*Written task*: Report every line from the material that contains the word "Main".

*Excerpted data*:
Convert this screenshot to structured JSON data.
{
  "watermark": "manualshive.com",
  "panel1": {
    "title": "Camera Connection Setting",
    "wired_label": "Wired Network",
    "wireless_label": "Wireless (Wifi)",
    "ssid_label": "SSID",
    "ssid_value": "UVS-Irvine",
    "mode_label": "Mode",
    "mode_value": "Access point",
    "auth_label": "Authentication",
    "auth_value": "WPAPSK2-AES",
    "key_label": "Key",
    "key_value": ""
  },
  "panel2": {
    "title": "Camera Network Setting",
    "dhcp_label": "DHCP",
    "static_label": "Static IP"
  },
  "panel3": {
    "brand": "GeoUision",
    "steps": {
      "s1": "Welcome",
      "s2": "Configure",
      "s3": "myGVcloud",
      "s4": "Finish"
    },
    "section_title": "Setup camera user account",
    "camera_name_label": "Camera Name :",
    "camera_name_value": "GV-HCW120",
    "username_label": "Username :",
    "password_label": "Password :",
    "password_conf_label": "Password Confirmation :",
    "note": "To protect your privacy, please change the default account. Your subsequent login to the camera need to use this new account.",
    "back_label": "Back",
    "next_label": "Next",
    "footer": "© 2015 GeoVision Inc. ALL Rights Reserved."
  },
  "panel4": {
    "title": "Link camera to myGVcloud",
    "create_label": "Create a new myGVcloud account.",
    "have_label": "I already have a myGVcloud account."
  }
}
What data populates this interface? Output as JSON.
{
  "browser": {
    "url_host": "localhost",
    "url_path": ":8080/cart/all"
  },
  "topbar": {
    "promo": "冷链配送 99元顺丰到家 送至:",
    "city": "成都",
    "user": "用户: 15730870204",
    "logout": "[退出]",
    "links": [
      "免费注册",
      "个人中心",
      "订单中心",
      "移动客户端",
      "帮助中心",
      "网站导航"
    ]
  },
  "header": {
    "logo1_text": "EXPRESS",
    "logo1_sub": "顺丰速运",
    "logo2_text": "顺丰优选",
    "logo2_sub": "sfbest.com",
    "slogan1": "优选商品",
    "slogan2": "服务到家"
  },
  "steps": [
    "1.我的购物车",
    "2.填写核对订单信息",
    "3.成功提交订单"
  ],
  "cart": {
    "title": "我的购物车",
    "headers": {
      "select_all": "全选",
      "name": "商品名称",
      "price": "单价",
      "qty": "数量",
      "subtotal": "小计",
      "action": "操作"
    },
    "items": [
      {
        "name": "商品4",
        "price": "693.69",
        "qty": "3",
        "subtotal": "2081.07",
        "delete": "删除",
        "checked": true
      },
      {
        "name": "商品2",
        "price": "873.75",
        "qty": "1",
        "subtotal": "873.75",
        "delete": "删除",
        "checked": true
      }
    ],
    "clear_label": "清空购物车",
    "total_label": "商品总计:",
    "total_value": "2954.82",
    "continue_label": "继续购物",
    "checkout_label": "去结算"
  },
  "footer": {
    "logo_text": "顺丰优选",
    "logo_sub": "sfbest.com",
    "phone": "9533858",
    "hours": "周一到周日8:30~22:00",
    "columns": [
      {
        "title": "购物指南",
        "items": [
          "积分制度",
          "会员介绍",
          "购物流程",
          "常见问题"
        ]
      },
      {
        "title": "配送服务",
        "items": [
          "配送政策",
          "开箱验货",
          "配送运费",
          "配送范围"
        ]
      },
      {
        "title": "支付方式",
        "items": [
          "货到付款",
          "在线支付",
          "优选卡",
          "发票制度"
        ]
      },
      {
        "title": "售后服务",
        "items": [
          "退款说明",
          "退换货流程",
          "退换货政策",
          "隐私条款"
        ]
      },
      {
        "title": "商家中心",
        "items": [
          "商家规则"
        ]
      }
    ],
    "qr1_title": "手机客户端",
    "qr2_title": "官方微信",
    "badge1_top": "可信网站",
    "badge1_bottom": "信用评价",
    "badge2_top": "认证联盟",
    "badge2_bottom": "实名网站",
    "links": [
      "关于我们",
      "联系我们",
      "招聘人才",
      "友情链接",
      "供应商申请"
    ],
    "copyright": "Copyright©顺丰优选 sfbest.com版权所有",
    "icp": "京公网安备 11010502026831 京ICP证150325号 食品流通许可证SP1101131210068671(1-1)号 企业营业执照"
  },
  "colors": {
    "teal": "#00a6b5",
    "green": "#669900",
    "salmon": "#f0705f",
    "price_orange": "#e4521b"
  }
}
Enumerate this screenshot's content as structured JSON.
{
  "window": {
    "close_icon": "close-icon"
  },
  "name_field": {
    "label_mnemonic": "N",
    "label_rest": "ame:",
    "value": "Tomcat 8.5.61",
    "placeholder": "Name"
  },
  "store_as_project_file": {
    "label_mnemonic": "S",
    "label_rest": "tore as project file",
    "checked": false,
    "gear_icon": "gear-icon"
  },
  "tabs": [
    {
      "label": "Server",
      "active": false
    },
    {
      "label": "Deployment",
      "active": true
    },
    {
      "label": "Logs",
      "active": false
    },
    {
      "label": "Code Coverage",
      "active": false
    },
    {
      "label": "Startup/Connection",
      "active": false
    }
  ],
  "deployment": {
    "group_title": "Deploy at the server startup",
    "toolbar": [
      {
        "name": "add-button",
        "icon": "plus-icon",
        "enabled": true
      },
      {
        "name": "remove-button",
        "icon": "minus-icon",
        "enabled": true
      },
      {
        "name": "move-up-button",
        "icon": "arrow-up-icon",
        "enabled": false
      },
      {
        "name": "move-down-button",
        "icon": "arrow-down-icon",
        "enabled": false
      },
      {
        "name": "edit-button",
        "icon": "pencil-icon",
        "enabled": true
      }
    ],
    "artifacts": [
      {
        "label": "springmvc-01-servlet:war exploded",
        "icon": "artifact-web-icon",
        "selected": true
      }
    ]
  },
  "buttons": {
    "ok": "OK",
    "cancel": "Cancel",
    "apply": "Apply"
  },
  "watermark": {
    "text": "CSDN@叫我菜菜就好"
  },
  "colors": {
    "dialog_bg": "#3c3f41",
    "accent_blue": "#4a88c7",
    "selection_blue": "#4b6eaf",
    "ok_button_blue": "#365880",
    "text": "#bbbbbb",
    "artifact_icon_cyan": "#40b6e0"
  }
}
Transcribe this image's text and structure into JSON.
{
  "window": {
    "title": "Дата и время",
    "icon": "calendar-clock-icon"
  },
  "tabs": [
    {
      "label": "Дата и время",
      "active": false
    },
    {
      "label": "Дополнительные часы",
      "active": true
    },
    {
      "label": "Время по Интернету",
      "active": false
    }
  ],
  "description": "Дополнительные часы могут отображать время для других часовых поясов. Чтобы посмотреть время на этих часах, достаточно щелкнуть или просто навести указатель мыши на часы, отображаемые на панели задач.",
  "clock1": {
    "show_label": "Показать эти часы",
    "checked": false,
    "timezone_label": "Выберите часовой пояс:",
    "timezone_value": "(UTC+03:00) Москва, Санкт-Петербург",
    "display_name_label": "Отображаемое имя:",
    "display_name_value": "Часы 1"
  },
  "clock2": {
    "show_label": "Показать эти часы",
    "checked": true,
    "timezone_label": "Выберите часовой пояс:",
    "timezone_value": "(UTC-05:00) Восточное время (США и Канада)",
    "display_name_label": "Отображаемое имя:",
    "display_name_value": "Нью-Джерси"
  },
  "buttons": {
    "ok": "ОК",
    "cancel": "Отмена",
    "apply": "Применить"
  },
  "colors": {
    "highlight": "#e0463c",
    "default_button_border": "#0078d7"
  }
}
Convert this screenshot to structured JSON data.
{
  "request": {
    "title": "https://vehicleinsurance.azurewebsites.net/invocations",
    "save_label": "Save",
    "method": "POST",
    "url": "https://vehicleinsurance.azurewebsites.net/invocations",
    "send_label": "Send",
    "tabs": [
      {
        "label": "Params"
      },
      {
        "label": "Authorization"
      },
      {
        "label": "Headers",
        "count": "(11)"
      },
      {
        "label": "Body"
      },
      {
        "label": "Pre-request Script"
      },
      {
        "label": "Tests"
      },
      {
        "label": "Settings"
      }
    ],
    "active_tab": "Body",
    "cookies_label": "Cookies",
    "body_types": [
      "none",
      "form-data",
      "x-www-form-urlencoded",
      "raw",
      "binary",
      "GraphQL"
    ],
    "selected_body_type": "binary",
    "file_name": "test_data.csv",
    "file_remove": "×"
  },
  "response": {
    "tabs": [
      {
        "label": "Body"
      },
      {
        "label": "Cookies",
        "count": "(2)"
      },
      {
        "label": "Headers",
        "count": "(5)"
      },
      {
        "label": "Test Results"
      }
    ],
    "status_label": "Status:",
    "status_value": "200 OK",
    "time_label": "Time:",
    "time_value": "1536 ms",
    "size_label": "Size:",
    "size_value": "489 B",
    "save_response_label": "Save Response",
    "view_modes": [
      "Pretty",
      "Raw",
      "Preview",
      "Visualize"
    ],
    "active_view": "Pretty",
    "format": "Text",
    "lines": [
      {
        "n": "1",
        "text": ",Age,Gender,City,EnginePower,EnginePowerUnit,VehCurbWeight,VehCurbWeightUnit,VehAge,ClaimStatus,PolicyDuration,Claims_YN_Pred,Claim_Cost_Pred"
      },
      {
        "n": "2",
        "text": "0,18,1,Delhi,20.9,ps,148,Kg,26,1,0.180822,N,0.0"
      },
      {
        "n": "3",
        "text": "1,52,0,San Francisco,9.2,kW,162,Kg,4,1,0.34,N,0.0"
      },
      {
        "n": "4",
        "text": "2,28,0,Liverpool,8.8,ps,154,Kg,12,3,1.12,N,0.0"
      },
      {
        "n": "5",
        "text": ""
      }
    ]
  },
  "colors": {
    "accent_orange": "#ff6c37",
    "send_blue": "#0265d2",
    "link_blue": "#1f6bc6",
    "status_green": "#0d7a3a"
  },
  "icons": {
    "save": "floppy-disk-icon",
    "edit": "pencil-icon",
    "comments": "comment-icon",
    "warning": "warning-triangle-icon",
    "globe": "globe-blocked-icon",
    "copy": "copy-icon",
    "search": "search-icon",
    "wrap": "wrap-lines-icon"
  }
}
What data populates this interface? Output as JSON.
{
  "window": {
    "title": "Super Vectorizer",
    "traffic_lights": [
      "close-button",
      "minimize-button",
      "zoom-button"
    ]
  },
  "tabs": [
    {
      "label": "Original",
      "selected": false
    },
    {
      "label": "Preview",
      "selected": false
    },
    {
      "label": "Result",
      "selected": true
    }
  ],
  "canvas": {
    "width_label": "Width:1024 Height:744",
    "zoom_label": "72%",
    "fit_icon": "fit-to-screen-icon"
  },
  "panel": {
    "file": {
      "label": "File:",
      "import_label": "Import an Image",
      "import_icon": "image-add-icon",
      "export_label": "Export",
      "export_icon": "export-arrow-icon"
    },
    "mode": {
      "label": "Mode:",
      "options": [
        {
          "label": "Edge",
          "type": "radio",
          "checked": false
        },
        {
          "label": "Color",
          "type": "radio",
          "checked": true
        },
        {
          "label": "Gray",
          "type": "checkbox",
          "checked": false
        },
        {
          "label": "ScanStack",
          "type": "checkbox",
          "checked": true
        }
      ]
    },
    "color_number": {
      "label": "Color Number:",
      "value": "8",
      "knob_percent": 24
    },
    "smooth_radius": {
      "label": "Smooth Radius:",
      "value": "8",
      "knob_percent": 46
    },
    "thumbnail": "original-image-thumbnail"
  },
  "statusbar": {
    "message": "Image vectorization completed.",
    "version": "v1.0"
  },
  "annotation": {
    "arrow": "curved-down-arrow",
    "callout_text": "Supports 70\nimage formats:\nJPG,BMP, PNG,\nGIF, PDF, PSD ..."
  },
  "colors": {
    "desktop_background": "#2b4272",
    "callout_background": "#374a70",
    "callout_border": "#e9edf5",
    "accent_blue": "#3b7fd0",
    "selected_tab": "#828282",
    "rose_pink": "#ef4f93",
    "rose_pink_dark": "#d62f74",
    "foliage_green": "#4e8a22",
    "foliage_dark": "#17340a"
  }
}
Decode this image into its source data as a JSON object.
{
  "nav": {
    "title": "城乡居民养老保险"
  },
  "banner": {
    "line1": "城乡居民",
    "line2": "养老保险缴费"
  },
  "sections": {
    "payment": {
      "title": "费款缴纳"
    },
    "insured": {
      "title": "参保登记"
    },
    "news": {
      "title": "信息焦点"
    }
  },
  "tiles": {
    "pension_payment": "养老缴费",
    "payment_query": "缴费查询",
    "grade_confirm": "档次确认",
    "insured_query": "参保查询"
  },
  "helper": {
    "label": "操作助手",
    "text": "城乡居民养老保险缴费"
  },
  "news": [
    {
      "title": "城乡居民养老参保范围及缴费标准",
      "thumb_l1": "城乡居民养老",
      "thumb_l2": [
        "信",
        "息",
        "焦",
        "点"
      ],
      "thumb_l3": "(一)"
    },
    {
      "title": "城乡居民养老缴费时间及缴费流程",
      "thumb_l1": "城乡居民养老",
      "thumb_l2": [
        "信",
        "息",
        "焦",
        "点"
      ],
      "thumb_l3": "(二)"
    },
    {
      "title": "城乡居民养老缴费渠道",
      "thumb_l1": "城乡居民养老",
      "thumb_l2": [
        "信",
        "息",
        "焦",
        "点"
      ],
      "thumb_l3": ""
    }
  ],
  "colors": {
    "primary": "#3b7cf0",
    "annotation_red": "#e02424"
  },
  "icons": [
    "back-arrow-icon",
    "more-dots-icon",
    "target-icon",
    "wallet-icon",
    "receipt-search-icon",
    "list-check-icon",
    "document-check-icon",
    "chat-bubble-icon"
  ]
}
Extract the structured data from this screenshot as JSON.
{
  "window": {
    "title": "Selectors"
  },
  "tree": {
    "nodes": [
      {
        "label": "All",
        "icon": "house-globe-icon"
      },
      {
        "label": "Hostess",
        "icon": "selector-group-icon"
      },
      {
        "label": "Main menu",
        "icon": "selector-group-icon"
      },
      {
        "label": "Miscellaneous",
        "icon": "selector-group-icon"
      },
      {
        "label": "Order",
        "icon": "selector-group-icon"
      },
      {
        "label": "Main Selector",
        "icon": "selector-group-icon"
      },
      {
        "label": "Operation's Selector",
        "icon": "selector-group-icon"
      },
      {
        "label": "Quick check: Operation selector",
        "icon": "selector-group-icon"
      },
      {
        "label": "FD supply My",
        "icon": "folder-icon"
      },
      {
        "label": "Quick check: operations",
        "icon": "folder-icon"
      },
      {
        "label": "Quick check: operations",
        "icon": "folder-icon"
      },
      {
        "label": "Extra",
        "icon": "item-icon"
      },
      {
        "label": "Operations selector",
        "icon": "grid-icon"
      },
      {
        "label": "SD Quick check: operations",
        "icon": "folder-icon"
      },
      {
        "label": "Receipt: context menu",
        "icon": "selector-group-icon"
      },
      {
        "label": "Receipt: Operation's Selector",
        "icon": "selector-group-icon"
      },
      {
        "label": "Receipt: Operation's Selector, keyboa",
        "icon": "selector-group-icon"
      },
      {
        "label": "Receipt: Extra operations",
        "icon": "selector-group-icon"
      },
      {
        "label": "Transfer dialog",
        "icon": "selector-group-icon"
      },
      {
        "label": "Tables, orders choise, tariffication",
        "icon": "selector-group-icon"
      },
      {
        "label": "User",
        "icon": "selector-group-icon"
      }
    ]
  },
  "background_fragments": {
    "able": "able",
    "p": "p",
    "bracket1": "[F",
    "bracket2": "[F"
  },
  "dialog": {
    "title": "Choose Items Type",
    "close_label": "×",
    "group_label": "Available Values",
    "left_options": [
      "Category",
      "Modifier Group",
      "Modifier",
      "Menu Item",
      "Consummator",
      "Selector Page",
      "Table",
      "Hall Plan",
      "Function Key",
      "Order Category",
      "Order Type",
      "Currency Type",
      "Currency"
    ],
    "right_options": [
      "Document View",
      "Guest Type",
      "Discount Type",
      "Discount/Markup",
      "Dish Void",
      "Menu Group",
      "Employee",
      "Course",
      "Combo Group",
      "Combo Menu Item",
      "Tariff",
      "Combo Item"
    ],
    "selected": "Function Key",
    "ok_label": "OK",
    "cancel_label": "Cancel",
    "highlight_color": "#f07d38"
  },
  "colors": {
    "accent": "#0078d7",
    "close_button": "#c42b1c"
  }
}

*Answer to the exercise*:
        "label": "Main menu",
        "label": "Main Selector",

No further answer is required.